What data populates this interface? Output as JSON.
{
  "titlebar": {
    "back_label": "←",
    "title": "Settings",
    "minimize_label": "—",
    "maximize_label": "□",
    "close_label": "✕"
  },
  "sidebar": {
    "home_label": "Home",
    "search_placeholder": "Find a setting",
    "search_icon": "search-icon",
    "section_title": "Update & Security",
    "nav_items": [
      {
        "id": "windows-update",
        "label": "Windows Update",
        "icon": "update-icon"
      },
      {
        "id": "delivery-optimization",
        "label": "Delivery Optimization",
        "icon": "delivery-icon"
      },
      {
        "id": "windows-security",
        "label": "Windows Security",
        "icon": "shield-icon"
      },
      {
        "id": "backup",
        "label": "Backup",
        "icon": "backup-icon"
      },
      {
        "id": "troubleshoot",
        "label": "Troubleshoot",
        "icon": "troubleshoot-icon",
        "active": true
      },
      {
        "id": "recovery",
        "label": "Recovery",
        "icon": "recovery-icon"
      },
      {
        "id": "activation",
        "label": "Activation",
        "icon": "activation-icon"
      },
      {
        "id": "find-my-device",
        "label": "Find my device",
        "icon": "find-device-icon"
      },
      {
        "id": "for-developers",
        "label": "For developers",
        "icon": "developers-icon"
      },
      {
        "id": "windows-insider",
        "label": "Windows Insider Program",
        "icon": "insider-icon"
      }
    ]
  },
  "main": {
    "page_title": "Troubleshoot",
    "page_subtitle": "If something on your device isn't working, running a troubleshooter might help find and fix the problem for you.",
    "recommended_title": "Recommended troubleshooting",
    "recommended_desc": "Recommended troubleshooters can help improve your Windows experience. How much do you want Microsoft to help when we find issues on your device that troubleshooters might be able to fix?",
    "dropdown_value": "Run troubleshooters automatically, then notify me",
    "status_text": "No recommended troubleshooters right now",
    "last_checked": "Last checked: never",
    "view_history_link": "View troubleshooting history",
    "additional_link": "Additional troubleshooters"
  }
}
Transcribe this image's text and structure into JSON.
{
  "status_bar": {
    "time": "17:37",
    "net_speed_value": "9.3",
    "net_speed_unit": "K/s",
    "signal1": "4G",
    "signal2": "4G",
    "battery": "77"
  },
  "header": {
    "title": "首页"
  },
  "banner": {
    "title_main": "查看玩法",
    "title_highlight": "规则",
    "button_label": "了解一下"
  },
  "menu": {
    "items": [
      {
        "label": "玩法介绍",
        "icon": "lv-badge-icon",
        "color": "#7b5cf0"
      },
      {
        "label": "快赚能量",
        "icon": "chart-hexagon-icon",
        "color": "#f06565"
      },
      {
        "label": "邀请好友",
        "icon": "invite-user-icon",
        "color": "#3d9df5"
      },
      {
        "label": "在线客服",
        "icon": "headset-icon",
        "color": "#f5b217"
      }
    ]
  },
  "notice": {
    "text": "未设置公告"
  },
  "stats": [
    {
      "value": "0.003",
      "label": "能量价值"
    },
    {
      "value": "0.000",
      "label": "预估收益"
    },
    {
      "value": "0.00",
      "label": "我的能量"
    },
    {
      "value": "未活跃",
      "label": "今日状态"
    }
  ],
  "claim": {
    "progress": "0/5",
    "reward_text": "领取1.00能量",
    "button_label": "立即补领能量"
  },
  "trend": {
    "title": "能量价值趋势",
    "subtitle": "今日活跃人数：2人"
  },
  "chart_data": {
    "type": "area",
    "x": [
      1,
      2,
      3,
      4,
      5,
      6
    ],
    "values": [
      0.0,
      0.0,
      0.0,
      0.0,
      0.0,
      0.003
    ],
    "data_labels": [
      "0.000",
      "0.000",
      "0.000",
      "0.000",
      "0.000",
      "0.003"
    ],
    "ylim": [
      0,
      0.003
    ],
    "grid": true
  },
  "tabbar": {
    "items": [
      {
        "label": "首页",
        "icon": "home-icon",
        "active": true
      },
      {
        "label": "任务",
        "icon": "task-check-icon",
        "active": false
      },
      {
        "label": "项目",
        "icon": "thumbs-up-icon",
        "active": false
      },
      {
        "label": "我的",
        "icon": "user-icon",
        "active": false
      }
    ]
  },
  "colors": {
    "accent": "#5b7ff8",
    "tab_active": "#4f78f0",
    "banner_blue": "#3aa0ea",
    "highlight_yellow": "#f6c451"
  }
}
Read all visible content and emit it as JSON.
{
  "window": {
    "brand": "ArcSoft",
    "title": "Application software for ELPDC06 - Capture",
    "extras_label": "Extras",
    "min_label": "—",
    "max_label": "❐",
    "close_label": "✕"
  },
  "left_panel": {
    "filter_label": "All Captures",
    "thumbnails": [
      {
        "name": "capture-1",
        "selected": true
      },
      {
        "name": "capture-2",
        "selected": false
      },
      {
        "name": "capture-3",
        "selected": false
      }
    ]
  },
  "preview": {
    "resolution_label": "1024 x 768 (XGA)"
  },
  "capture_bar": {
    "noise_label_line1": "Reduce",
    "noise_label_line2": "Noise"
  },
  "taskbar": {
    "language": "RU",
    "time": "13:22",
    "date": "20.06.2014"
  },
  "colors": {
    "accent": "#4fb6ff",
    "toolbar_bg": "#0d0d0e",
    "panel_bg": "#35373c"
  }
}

• [EXERCISE DETAILS]: Above are the records; retype them all without a single difference.

• [WRITTEN ANSWER]:
What data populates this interface? Output as JSON.
{
  "titlebar": {
    "back_label": "←",
    "title": "Settings",
    "minimize_label": "—",
    "maximize_label": "□",
    "close_label": "✕"
  },
  "sidebar": {
    "home_label": "Home",
    "search_placeholder": "Find a setting",
    "search_icon": "search-icon",
    "section_title": "Update & Security",
    "nav_items": [
      {
        "id": "windows-update",
        "label": "Windows Update",
        "icon": "update-icon"
      },
      {
        "id": "delivery-optimization",
        "label": "Delivery Optimization",
        "icon": "delivery-icon"
      },
      {
        "id": "windows-security",
        "label": "Windows Security",
        "icon": "shield-icon"
      },
      {
        "id": "backup",
        "label": "Backup",
        "icon": "backup-icon"
      },
      {
        "id": "troubleshoot",
        "label": "Troubleshoot",
        "icon": "troubleshoot-icon",
        "active": true
      },
      {
        "id": "recovery",
        "label": "Recovery",
        "icon": "recovery-icon"
      },
      {
        "id": "activation",
        "label": "Activation",
        "icon": "activation-icon"
      },
      {
        "id": "find-my-device",
        "label": "Find my device",
        "icon": "find-device-icon"
      },
      {
        "id": "for-developers",
        "label": "For developers",
        "icon": "developers-icon"
      },
      {
        "id": "windows-insider",
        "label": "Windows Insider Program",
        "icon": "insider-icon"
      }
    ]
  },
  "main": {
    "page_title": "Troubleshoot",
    "page_subtitle": "If something on your device isn't working, running a troubleshooter might help find and fix the problem for you.",
    "recommended_title": "Recommended troubleshooting",
    "recommended_desc": "Recommended troubleshooters can help improve your Windows experience. How much do you want Microsoft to help when we find issues on your device that troubleshooters might be able to fix?",
    "dropdown_value": "Run troubleshooters automatically, then notify me",
    "status_text": "No recommended troubleshooters right now",
    "last_checked": "Last checked: never",
    "view_history_link": "View troubleshooting history",
    "additional_link": "Additional troubleshooters"
  }
}
Transcribe this image's text and structure into JSON.
{
  "status_bar": {
    "time": "17:37",
    "net_speed_value": "9.3",
    "net_speed_unit": "K/s",
    "signal1": "4G",
    "signal2": "4G",
    "battery": "77"
  },
  "header": {
    "title": "首页"
  },
  "banner": {
    "title_main": "查看玩法",
    "title_highlight": "规则",
    "button_label": "了解一下"
  },
  "menu": {
    "items": [
      {
        "label": "玩法介绍",
        "icon": "lv-badge-icon",
        "color": "#7b5cf0"
      },
      {
        "label": "快赚能量",
        "icon": "chart-hexagon-icon",
        "color": "#f06565"
      },
      {
        "label": "邀请好友",
        "icon": "invite-user-icon",
        "color": "#3d9df5"
      },
      {
        "label": "在线客服",
        "icon": "headset-icon",
        "color": "#f5b217"
      }
    ]
  },
  "notice": {
    "text": "未设置公告"
  },
  "stats": [
    {
      "value": "0.003",
      "label": "能量价值"
    },
    {
      "value": "0.000",
      "label": "预估收益"
    },
    {
      "value": "0.00",
      "label": "我的能量"
    },
    {
      "value": "未活跃",
      "label": "今日状态"
    }
  ],
  "claim": {
    "progress": "0/5",
    "reward_text": "领取1.00能量",
    "button_label": "立即补领能量"
  },
  "trend": {
    "title": "能量价值趋势",
    "subtitle": "今日活跃人数：2人"
  },
  "chart_data": {
    "type": "area",
    "x": [
      1,
      2,
      3,
      4,
      5,
      6
    ],
    "values": [
      0.0,
      0.0,
      0.0,
      0.0,
      0.0,
      0.003
    ],
    "data_labels": [
      "0.000",
      "0.000",
      "0.000",
      "0.000",
      "0.000",
      "0.003"
    ],
    "ylim": [
      0,
      0.003
    ],
    "grid": true
  },
  "tabbar": {
    "items": [
      {
        "label": "首页",
        "icon": "home-icon",
        "active": true
      },
      {
        "label": "任务",
        "icon": "task-check-icon",
        "active": false
      },
      {
        "label": "项目",
        "icon": "thumbs-up-icon",
        "active": false
      },
      {
        "label": "我的",
        "icon": "user-icon",
        "active": false
      }
    ]
  },
  "colors": {
    "accent": "#5b7ff8",
    "tab_active": "#4f78f0",
    "banner_blue": "#3aa0ea",
    "highlight_yellow": "#f6c451"
  }
}
Read all visible content and emit it as JSON.
{
  "window": {
    "brand": "ArcSoft",
    "title": "Application software for ELPDC06 - Capture",
    "extras_label": "Extras",
    "min_label": "—",
    "max_label": "❐",
    "close_label": "✕"
  },
  "left_panel": {
    "filter_label": "All Captures",
    "thumbnails": [
      {
        "name": "capture-1",
        "selected": true
      },
      {
        "name": "capture-2",
        "selected": false
      },
      {
        "name": "capture-3",
        "selected": false
      }
    ]
  },
  "preview": {
    "resolution_label": "1024 x 768 (XGA)"
  },
  "capture_bar": {
    "noise_label_line1": "Reduce",
    "noise_label_line2": "Noise"
  },
  "taskbar": {
    "language": "RU",
    "time": "13:22",
    "date": "20.06.2014"
  },
  "colors": {
    "accent": "#4fb6ff",
    "toolbar_bg": "#0d0d0e",
    "panel_bg": "#35373c"
  }
}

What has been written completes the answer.